-- start Supplied records --

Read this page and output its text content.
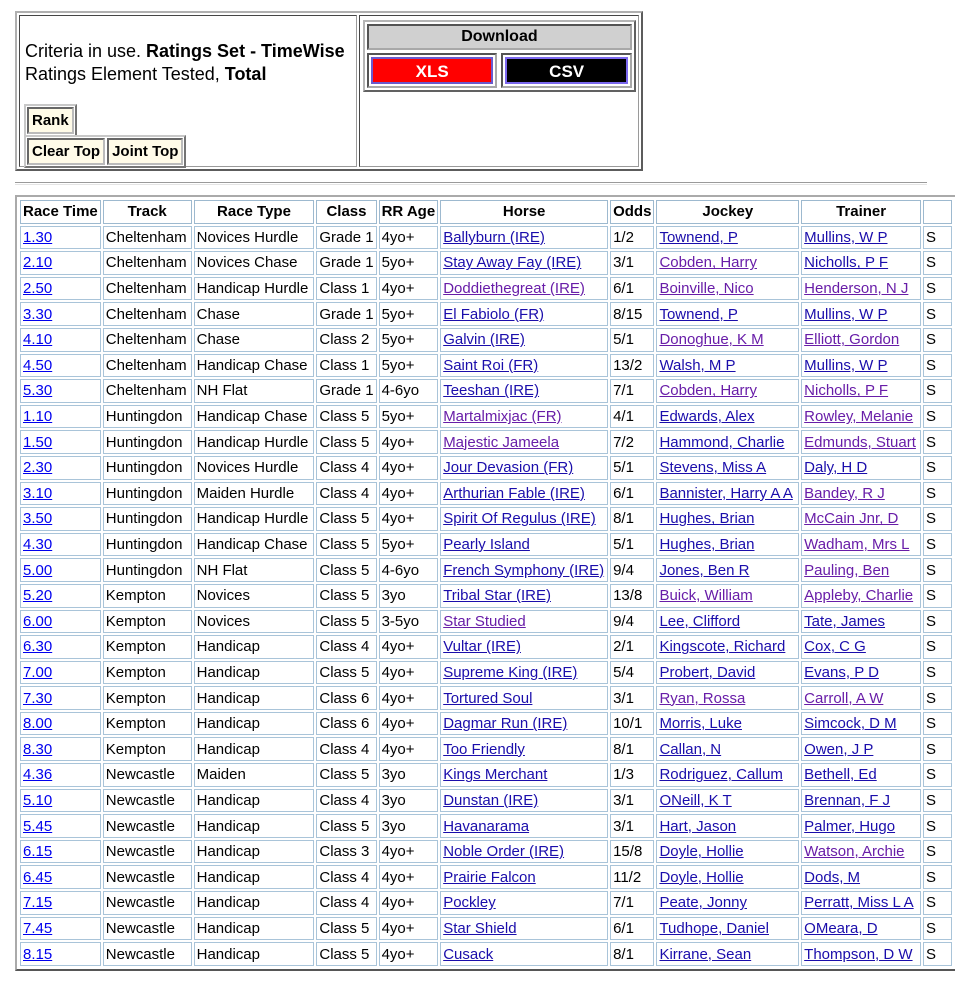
Criteria in use. Ratings Set - TimeWise
Ratings Element Tested, Total
Rank
Clear Top Joint Top
Download
XLS	CSV
Race Time	Track	Race Type	Class	RR Age	Horse	Odds	Jockey	Trainer	
1.30	Cheltenham	Novices Hurdle	Grade 1	4yo+	Ballyburn (IRE)	1/2	Townend, P	Mullins, W P	S
2.10	Cheltenham	Novices Chase	Grade 1	5yo+	Stay Away Fay (IRE)	3/1	Cobden, Harry	Nicholls, P F	S
2.50	Cheltenham	Handicap Hurdle	Class 1	4yo+	Doddiethegreat (IRE)	6/1	Boinville, Nico	Henderson, N J	S
3.30	Cheltenham	Chase	Grade 1	5yo+	El Fabiolo (FR)	8/15	Townend, P	Mullins, W P	S
4.10	Cheltenham	Chase	Class 2	5yo+	Galvin (IRE)	5/1	Donoghue, K M	Elliott, Gordon	S
4.50	Cheltenham	Handicap Chase	Class 1	5yo+	Saint Roi (FR)	13/2	Walsh, M P	Mullins, W P	S
5.30	Cheltenham	NH Flat	Grade 1	4-6yo	Teeshan (IRE)	7/1	Cobden, Harry	Nicholls, P F	S
1.10	Huntingdon	Handicap Chase	Class 5	5yo+	Martalmixjac (FR)	4/1	Edwards, Alex	Rowley, Melanie	S
1.50	Huntingdon	Handicap Hurdle	Class 5	4yo+	Majestic Jameela	7/2	Hammond, Charlie	Edmunds, Stuart	S
2.30	Huntingdon	Novices Hurdle	Class 4	4yo+	Jour Devasion (FR)	5/1	Stevens, Miss A	Daly, H D	S
3.10	Huntingdon	Maiden Hurdle	Class 4	4yo+	Arthurian Fable (IRE)	6/1	Bannister, Harry A A	Bandey, R J	S
3.50	Huntingdon	Handicap Hurdle	Class 5	4yo+	Spirit Of Regulus (IRE)	8/1	Hughes, Brian	McCain Jnr, D	S
4.30	Huntingdon	Handicap Chase	Class 5	5yo+	Pearly Island	5/1	Hughes, Brian	Wadham, Mrs L	S
5.00	Huntingdon	NH Flat	Class 5	4-6yo	French Symphony (IRE)	9/4	Jones, Ben R	Pauling, Ben	S
5.20	Kempton	Novices	Class 5	3yo	Tribal Star (IRE)	13/8	Buick, William	Appleby, Charlie	S
6.00	Kempton	Novices	Class 5	3-5yo	Star Studied	9/4	Lee, Clifford	Tate, James	S
6.30	Kempton	Handicap	Class 4	4yo+	Vultar (IRE)	2/1	Kingscote, Richard	Cox, C G	S
7.00	Kempton	Handicap	Class 5	4yo+	Supreme King (IRE)	5/4	Probert, David	Evans, P D	S
7.30	Kempton	Handicap	Class 6	4yo+	Tortured Soul	3/1	Ryan, Rossa	Carroll, A W	S
8.00	Kempton	Handicap	Class 6	4yo+	Dagmar Run (IRE)	10/1	Morris, Luke	Simcock, D M	S
8.30	Kempton	Handicap	Class 4	4yo+	Too Friendly	8/1	Callan, N	Owen, J P	S
4.36	Newcastle	Maiden	Class 5	3yo	Kings Merchant	1/3	Rodriguez, Callum	Bethell, Ed	S
5.10	Newcastle	Handicap	Class 4	3yo	Dunstan (IRE)	3/1	ONeill, K T	Brennan, F J	S
5.45	Newcastle	Handicap	Class 5	3yo	Havanarama	3/1	Hart, Jason	Palmer, Hugo	S
6.15	Newcastle	Handicap	Class 3	4yo+	Noble Order (IRE)	15/8	Doyle, Hollie	Watson, Archie	S
6.45	Newcastle	Handicap	Class 4	4yo+	Prairie Falcon	11/2	Doyle, Hollie	Dods, M	S
7.15	Newcastle	Handicap	Class 4	4yo+	Pockley	7/1	Peate, Jonny	Perratt, Miss L A	S
7.45	Newcastle	Handicap	Class 5	4yo+	Star Shield	6/1	Tudhope, Daniel	OMeara, D	S
8.15	Newcastle	Handicap	Class 5	4yo+	Cusack	8/1	Kirrane, Sean	Thompson, D W	S
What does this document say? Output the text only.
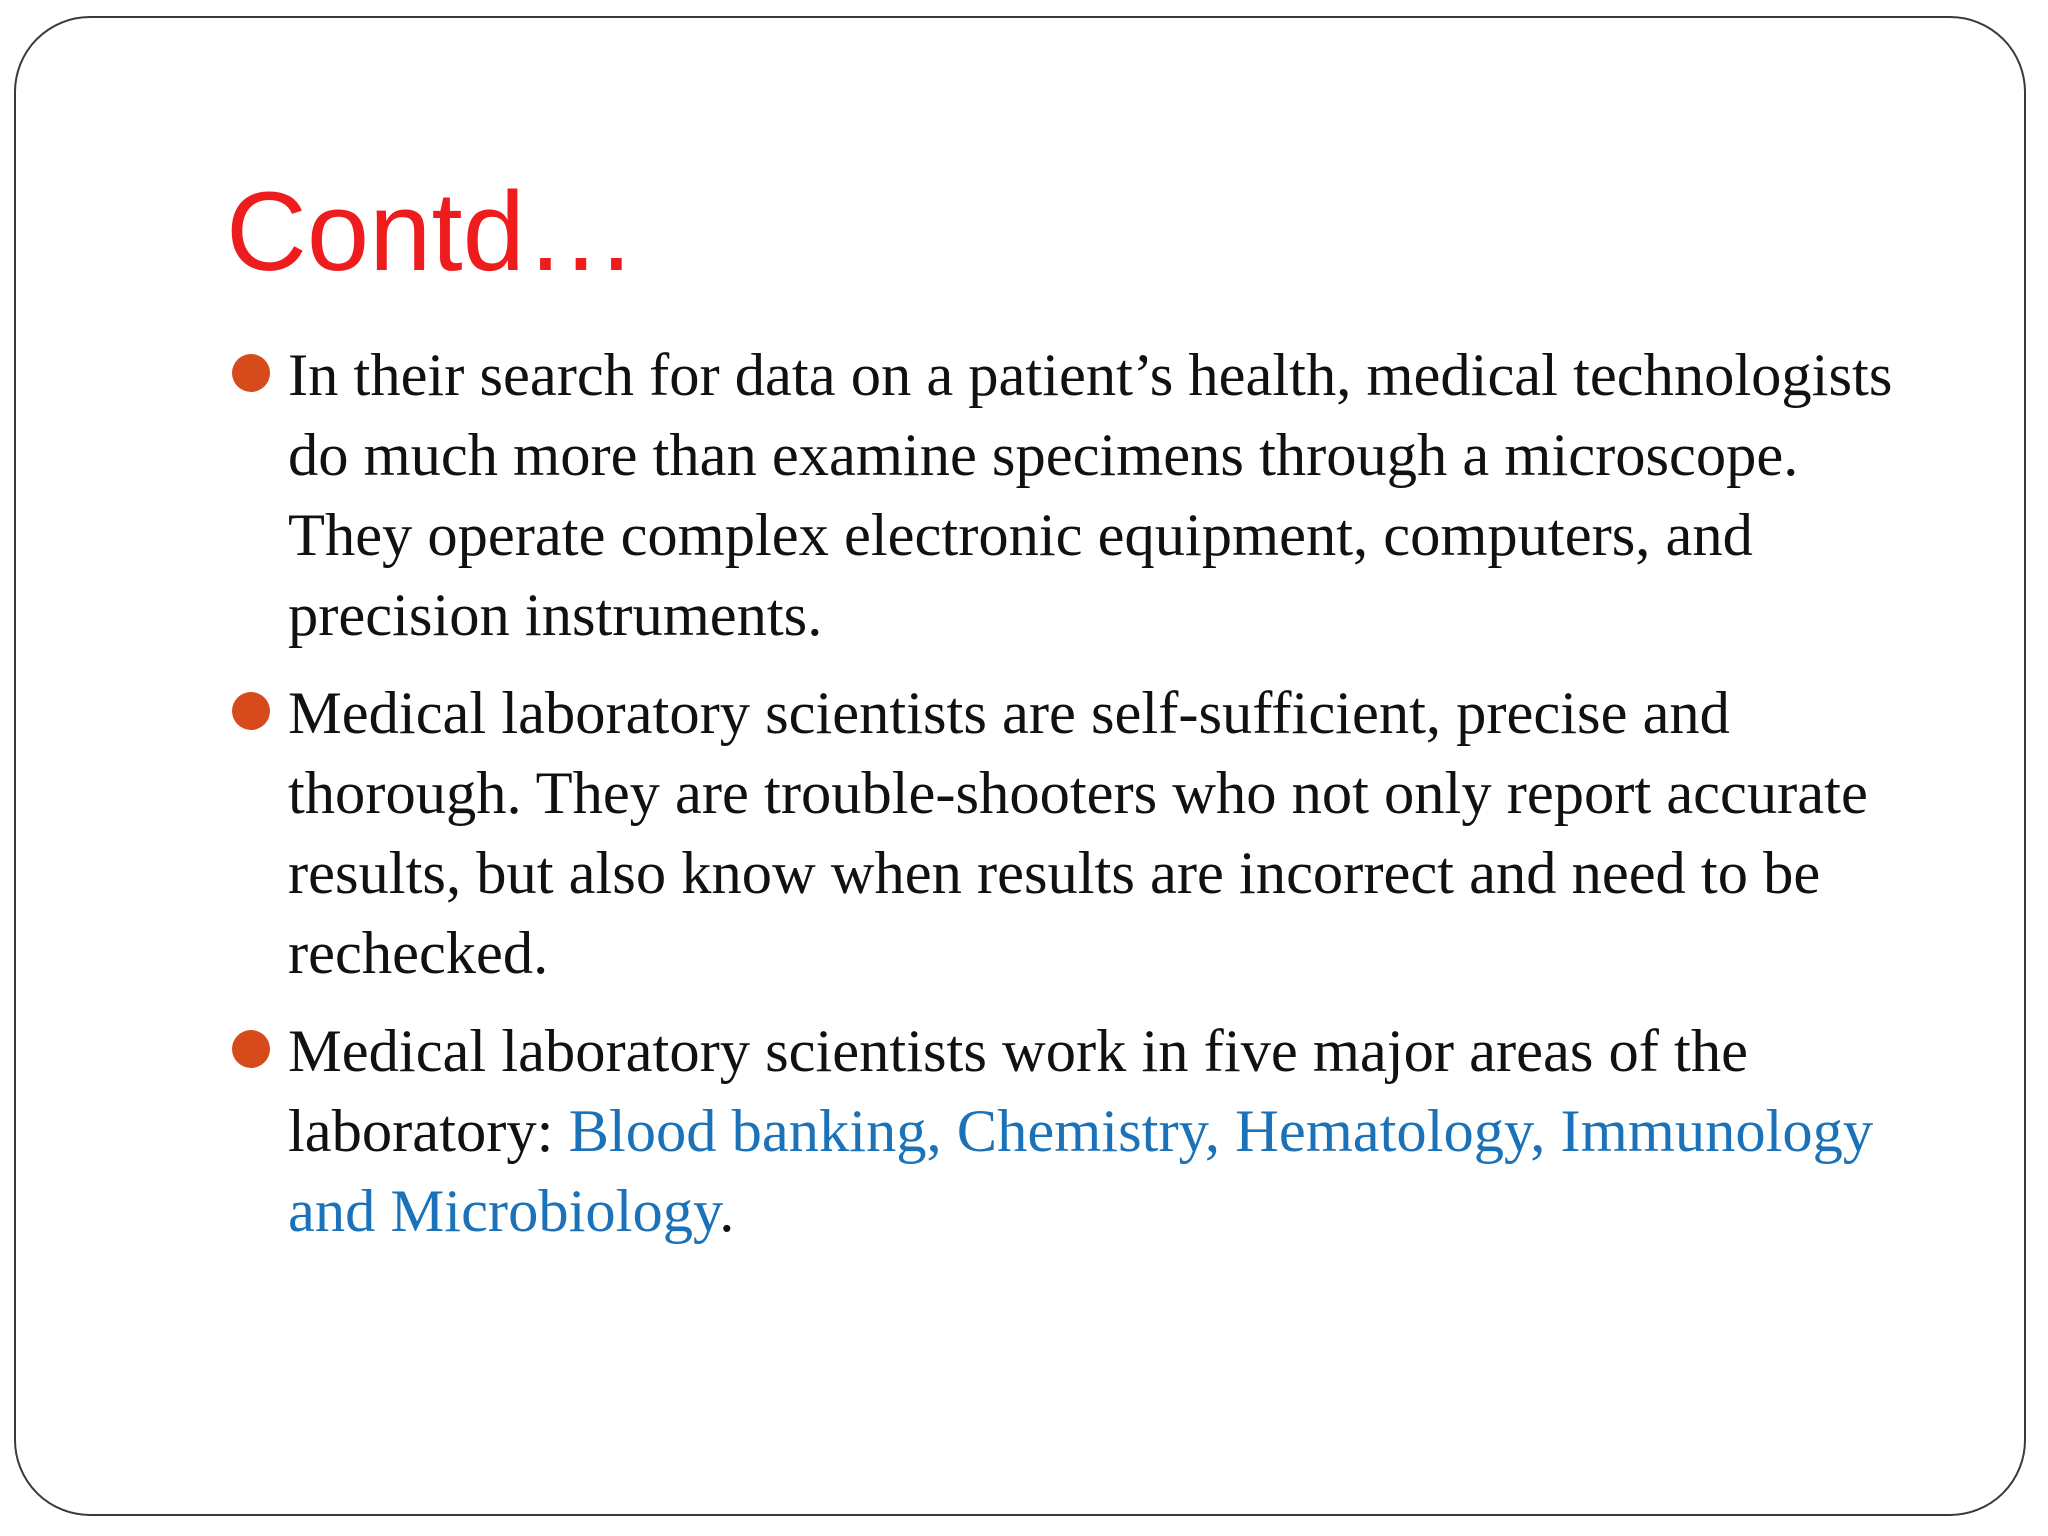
Contd…
In their search for data on a patient’s health, medical technologists do much more than examine specimens through a microscope. They operate complex electronic equipment, computers, and precision instruments.
Medical laboratory scientists are self-sufficient, precise and thorough. They are trouble-shooters who not only report accurate results, but also know when results are incorrect and need to be rechecked.
Medical laboratory scientists work in five major areas of the laboratory: Blood banking, Chemistry, Hematology, Immunology and Microbiology.
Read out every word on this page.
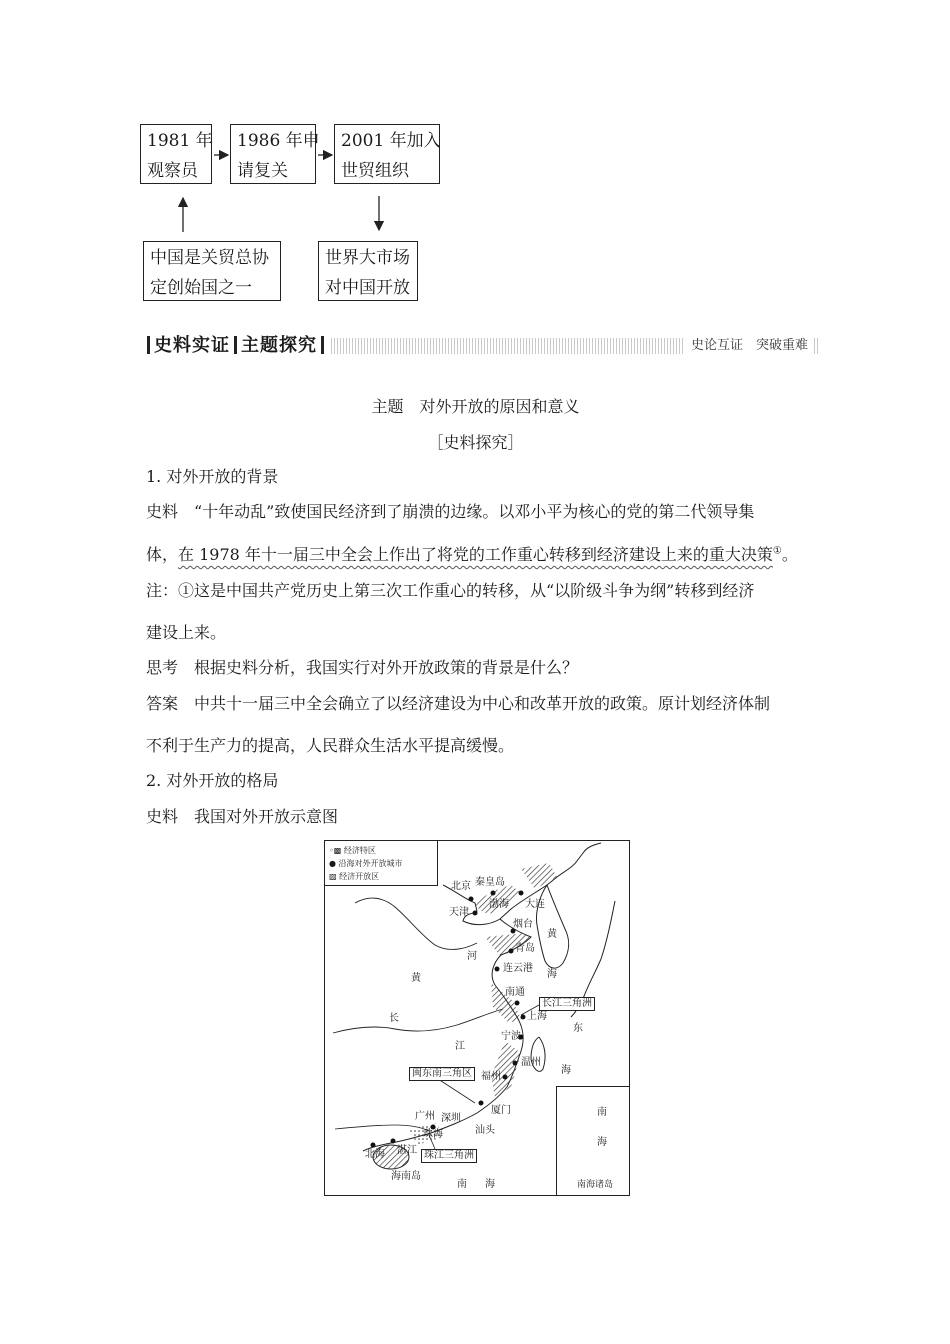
1981 年
观察员
1986 年申
请复关
2001 年加入
世贸组织
中国是关贸总协
定创始国之一
世界大市场
对中国开放
史料实证 主题探究	史论互证　突破重难
主题　对外开放的原因和意义
［史料探究］
1. 对外开放的背景
史料　“十年动乱”致使国民经济到了崩溃的边缘。以邓小平为核心的党的第二代领导集
体，在 1978 年十一届三中全会上作出了将党的工作重心转移到经济建设上来的重大决策①。
注：①这是中国共产党历史上第三次工作重心的转移，从“以阶级斗争为纲”转移到经济
建设上来。
思考　根据史料分析，我国实行对外开放政策的背景是什么？
答案　中共十一届三中全会确立了以经济建设为中心和改革开放的政策。原计划经济体制
不利于生产力的提高，人民群众生活水平提高缓慢。
2. 对外开放的格局
史料　我国对外开放示意图
◦▩ 经济特区
● 沿海对外开放城市
▨ 经济开放区
北京 秦皇岛
天津
大连
烟台
青岛
连云港
南通
上海
宁波
温州
福州
厦门
汕头
深圳
珠海
广州
湛江
北海
海南岛
长江三角洲
闽东南三角区
珠江三角洲
渤海
黄
海
东
海
南 海
黄
河
长
江
南
海
南海诸岛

-- end Supplied records --

-- The exercise --
From the data, collect all lines where the string "page" appears.

-- Correct answer --
Read this page and output its text content.
Read out every word on this page.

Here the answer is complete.